— Begin Available data —
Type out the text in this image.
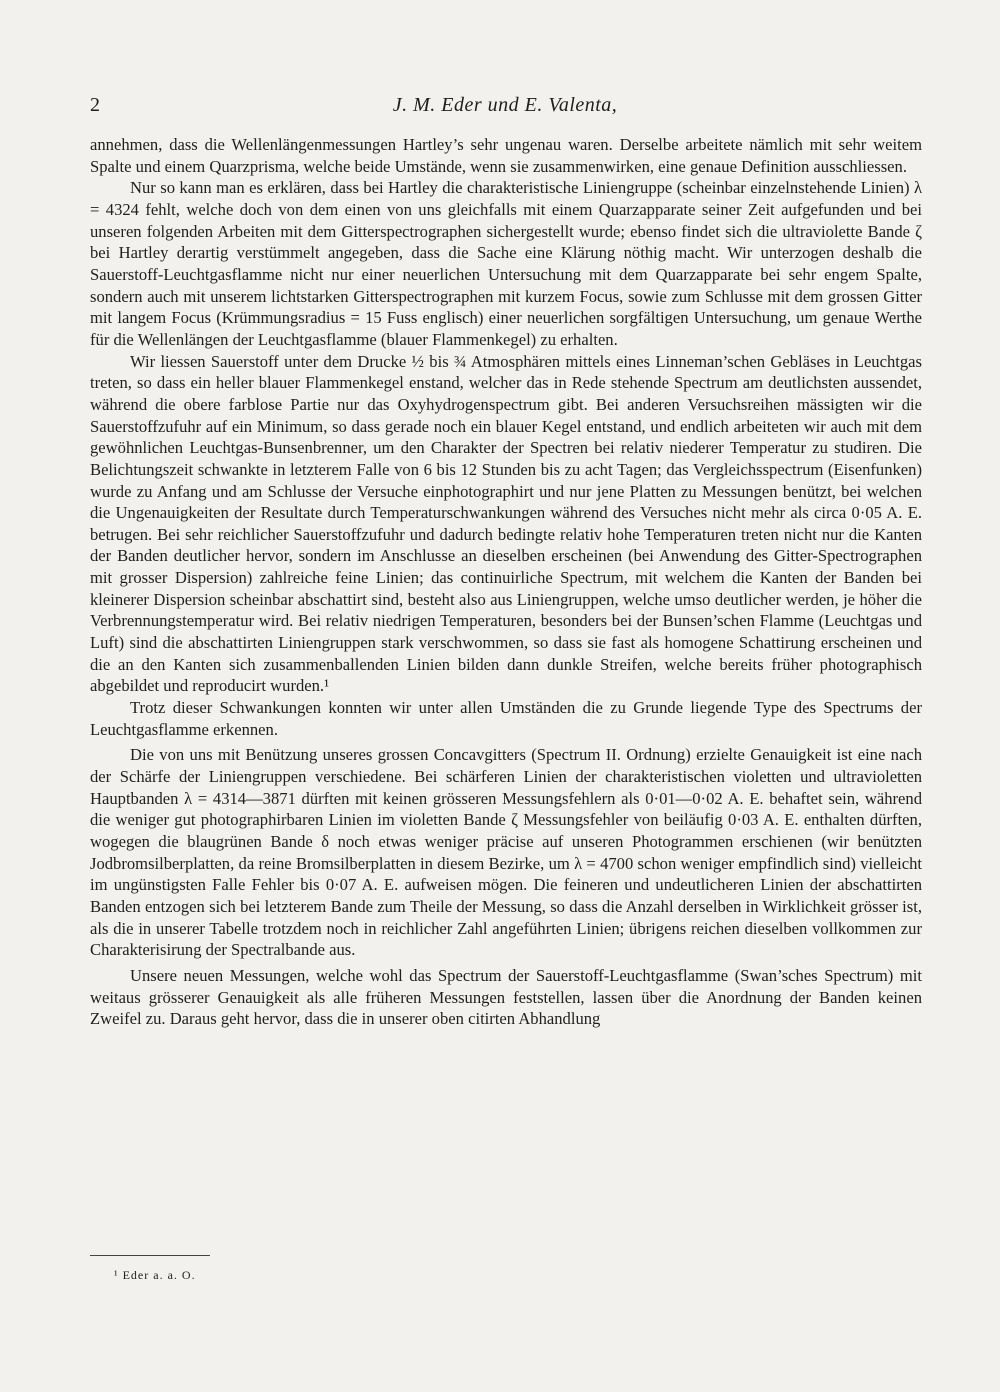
2	J. M. Eder und E. Valenta,

annehmen, dass die Wellenlängenmessungen Hartley’s sehr ungenau waren. Derselbe arbeitete nämlich mit sehr weitem Spalte und einem Quarzprisma, welche beide Umstände, wenn sie zusammenwirken, eine genaue Definition ausschliessen.

Nur so kann man es erklären, dass bei Hartley die charakteristische Liniengruppe (scheinbar einzelnstehende Linien) λ = 4324 fehlt, welche doch von dem einen von uns gleichfalls mit einem Quarzapparate seiner Zeit aufgefunden und bei unseren folgenden Arbeiten mit dem Gitterspectrographen sichergestellt wurde; ebenso findet sich die ultraviolette Bande ζ bei Hartley derartig verstümmelt angegeben, dass die Sache eine Klärung nöthig macht. Wir unterzogen deshalb die Sauerstoff-Leuchtgasflamme nicht nur einer neuerlichen Untersuchung mit dem Quarzapparate bei sehr engem Spalte, sondern auch mit unserem lichtstarken Gitterspectrographen mit kurzem Focus, sowie zum Schlusse mit dem grossen Gitter mit langem Focus (Krümmungsradius = 15 Fuss englisch) einer neuerlichen sorgfältigen Untersuchung, um genaue Werthe für die Wellenlängen der Leuchtgasflamme (blauer Flammenkegel) zu erhalten.

Wir liessen Sauerstoff unter dem Drucke ½ bis ¾ Atmosphären mittels eines Linneman’schen Gebläses in Leuchtgas treten, so dass ein heller blauer Flammenkegel enstand, welcher das in Rede stehende Spectrum am deutlichsten aussendet, während die obere farblose Partie nur das Oxyhydrogenspectrum gibt. Bei anderen Versuchsreihen mässigten wir die Sauerstoffzufuhr auf ein Minimum, so dass gerade noch ein blauer Kegel entstand, und endlich arbeiteten wir auch mit dem gewöhnlichen Leuchtgas-Bunsenbrenner, um den Charakter der Spectren bei relativ niederer Temperatur zu studiren. Die Belichtungszeit schwankte in letzterem Falle von 6 bis 12 Stunden bis zu acht Tagen; das Vergleichsspectrum (Eisenfunken) wurde zu Anfang und am Schlusse der Versuche einphotographirt und nur jene Platten zu Messungen benützt, bei welchen die Ungenauigkeiten der Resultate durch Temperaturschwankungen während des Versuches nicht mehr als circa 0·05 A. E. betrugen. Bei sehr reichlicher Sauerstoffzufuhr und dadurch bedingte relativ hohe Temperaturen treten nicht nur die Kanten der Banden deutlicher hervor, sondern im Anschlusse an dieselben erscheinen (bei Anwendung des Gitter-Spectrographen mit grosser Dispersion) zahlreiche feine Linien; das continuirliche Spectrum, mit welchem die Kanten der Banden bei kleinerer Dispersion scheinbar abschattirt sind, besteht also aus Liniengruppen, welche umso deutlicher werden, je höher die Verbrennungstemperatur wird. Bei relativ niedrigen Temperaturen, besonders bei der Bunsen’schen Flamme (Leuchtgas und Luft) sind die abschattirten Liniengruppen stark verschwommen, so dass sie fast als homogene Schattirung erscheinen und die an den Kanten sich zusammenballenden Linien bilden dann dunkle Streifen, welche bereits früher photographisch abgebildet und reproducirt wurden.¹

Trotz dieser Schwankungen konnten wir unter allen Umständen die zu Grunde liegende Type des Spectrums der Leuchtgasflamme erkennen.

Die von uns mit Benützung unseres grossen Concavgitters (Spectrum II. Ordnung) erzielte Genauigkeit ist eine nach der Schärfe der Liniengruppen verschiedene. Bei schärferen Linien der charakteristischen violetten und ultravioletten Hauptbanden λ = 4314—3871 dürften mit keinen grösseren Messungsfehlern als 0·01—0·02 A. E. behaftet sein, während die weniger gut photographirbaren Linien im violetten Bande ζ Messungsfehler von beiläufig 0·03 A. E. enthalten dürften, wogegen die blaugrünen Bande δ noch etwas weniger präcise auf unseren Photogrammen erschienen (wir benützten Jodbromsilberplatten, da reine Bromsilberplatten in diesem Bezirke, um λ = 4700 schon weniger empfindlich sind) vielleicht im ungünstigsten Falle Fehler bis 0·07 A. E. aufweisen mögen. Die feineren und undeutlicheren Linien der abschattirten Banden entzogen sich bei letzterem Bande zum Theile der Messung, so dass die Anzahl derselben in Wirklichkeit grösser ist, als die in unserer Tabelle trotzdem noch in reichlicher Zahl angeführten Linien; übrigens reichen dieselben vollkommen zur Charakterisirung der Spectralbande aus.

Unsere neuen Messungen, welche wohl das Spectrum der Sauerstoff-Leuchtgasflamme (Swan’sches Spectrum) mit weitaus grösserer Genauigkeit als alle früheren Messungen feststellen, lassen über die Anordnung der Banden keinen Zweifel zu. Daraus geht hervor, dass die in unserer oben citirten Abhandlung

¹ Eder a. a. O.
— End Available data —
Transcribe the listing in full and omit the pictures.

Type out the text in this image.
2	J. M. Eder und E. Valenta,

annehmen, dass die Wellenlängenmessungen Hartley’s sehr ungenau waren. Derselbe arbeitete nämlich mit sehr weitem Spalte und einem Quarzprisma, welche beide Umstände, wenn sie zusammenwirken, eine genaue Definition ausschliessen.

Nur so kann man es erklären, dass bei Hartley die charakteristische Liniengruppe (scheinbar einzelnstehende Linien) λ = 4324 fehlt, welche doch von dem einen von uns gleichfalls mit einem Quarzapparate seiner Zeit aufgefunden und bei unseren folgenden Arbeiten mit dem Gitterspectrographen sichergestellt wurde; ebenso findet sich die ultraviolette Bande ζ bei Hartley derartig verstümmelt angegeben, dass die Sache eine Klärung nöthig macht. Wir unterzogen deshalb die Sauerstoff-Leuchtgasflamme nicht nur einer neuerlichen Untersuchung mit dem Quarzapparate bei sehr engem Spalte, sondern auch mit unserem lichtstarken Gitterspectrographen mit kurzem Focus, sowie zum Schlusse mit dem grossen Gitter mit langem Focus (Krümmungsradius = 15 Fuss englisch) einer neuerlichen sorgfältigen Untersuchung, um genaue Werthe für die Wellenlängen der Leuchtgasflamme (blauer Flammenkegel) zu erhalten.

Wir liessen Sauerstoff unter dem Drucke ½ bis ¾ Atmosphären mittels eines Linneman’schen Gebläses in Leuchtgas treten, so dass ein heller blauer Flammenkegel enstand, welcher das in Rede stehende Spectrum am deutlichsten aussendet, während die obere farblose Partie nur das Oxyhydrogenspectrum gibt. Bei anderen Versuchsreihen mässigten wir die Sauerstoffzufuhr auf ein Minimum, so dass gerade noch ein blauer Kegel entstand, und endlich arbeiteten wir auch mit dem gewöhnlichen Leuchtgas-Bunsenbrenner, um den Charakter der Spectren bei relativ niederer Temperatur zu studiren. Die Belichtungszeit schwankte in letzterem Falle von 6 bis 12 Stunden bis zu acht Tagen; das Vergleichsspectrum (Eisenfunken) wurde zu Anfang und am Schlusse der Versuche einphotographirt und nur jene Platten zu Messungen benützt, bei welchen die Ungenauigkeiten der Resultate durch Temperaturschwankungen während des Versuches nicht mehr als circa 0·05 A. E. betrugen. Bei sehr reichlicher Sauerstoffzufuhr und dadurch bedingte relativ hohe Temperaturen treten nicht nur die Kanten der Banden deutlicher hervor, sondern im Anschlusse an dieselben erscheinen (bei Anwendung des Gitter-Spectrographen mit grosser Dispersion) zahlreiche feine Linien; das continuirliche Spectrum, mit welchem die Kanten der Banden bei kleinerer Dispersion scheinbar abschattirt sind, besteht also aus Liniengruppen, welche umso deutlicher werden, je höher die Verbrennungstemperatur wird. Bei relativ niedrigen Temperaturen, besonders bei der Bunsen’schen Flamme (Leuchtgas und Luft) sind die abschattirten Liniengruppen stark verschwommen, so dass sie fast als homogene Schattirung erscheinen und die an den Kanten sich zusammenballenden Linien bilden dann dunkle Streifen, welche bereits früher photographisch abgebildet und reproducirt wurden.¹

Trotz dieser Schwankungen konnten wir unter allen Umständen die zu Grunde liegende Type des Spectrums der Leuchtgasflamme erkennen.

Die von uns mit Benützung unseres grossen Concavgitters (Spectrum II. Ordnung) erzielte Genauigkeit ist eine nach der Schärfe der Liniengruppen verschiedene. Bei schärferen Linien der charakteristischen violetten und ultravioletten Hauptbanden λ = 4314—3871 dürften mit keinen grösseren Messungsfehlern als 0·01—0·02 A. E. behaftet sein, während die weniger gut photographirbaren Linien im violetten Bande ζ Messungsfehler von beiläufig 0·03 A. E. enthalten dürften, wogegen die blaugrünen Bande δ noch etwas weniger präcise auf unseren Photogrammen erschienen (wir benützten Jodbromsilberplatten, da reine Bromsilberplatten in diesem Bezirke, um λ = 4700 schon weniger empfindlich sind) vielleicht im ungünstigsten Falle Fehler bis 0·07 A. E. aufweisen mögen. Die feineren und undeutlicheren Linien der abschattirten Banden entzogen sich bei letzterem Bande zum Theile der Messung, so dass die Anzahl derselben in Wirklichkeit grösser ist, als die in unserer Tabelle trotzdem noch in reichlicher Zahl angeführten Linien; übrigens reichen dieselben vollkommen zur Charakterisirung der Spectralbande aus.

Unsere neuen Messungen, welche wohl das Spectrum der Sauerstoff-Leuchtgasflamme (Swan’sches Spectrum) mit weitaus grösserer Genauigkeit als alle früheren Messungen feststellen, lassen über die Anordnung der Banden keinen Zweifel zu. Daraus geht hervor, dass die in unserer oben citirten Abhandlung

¹ Eder a. a. O.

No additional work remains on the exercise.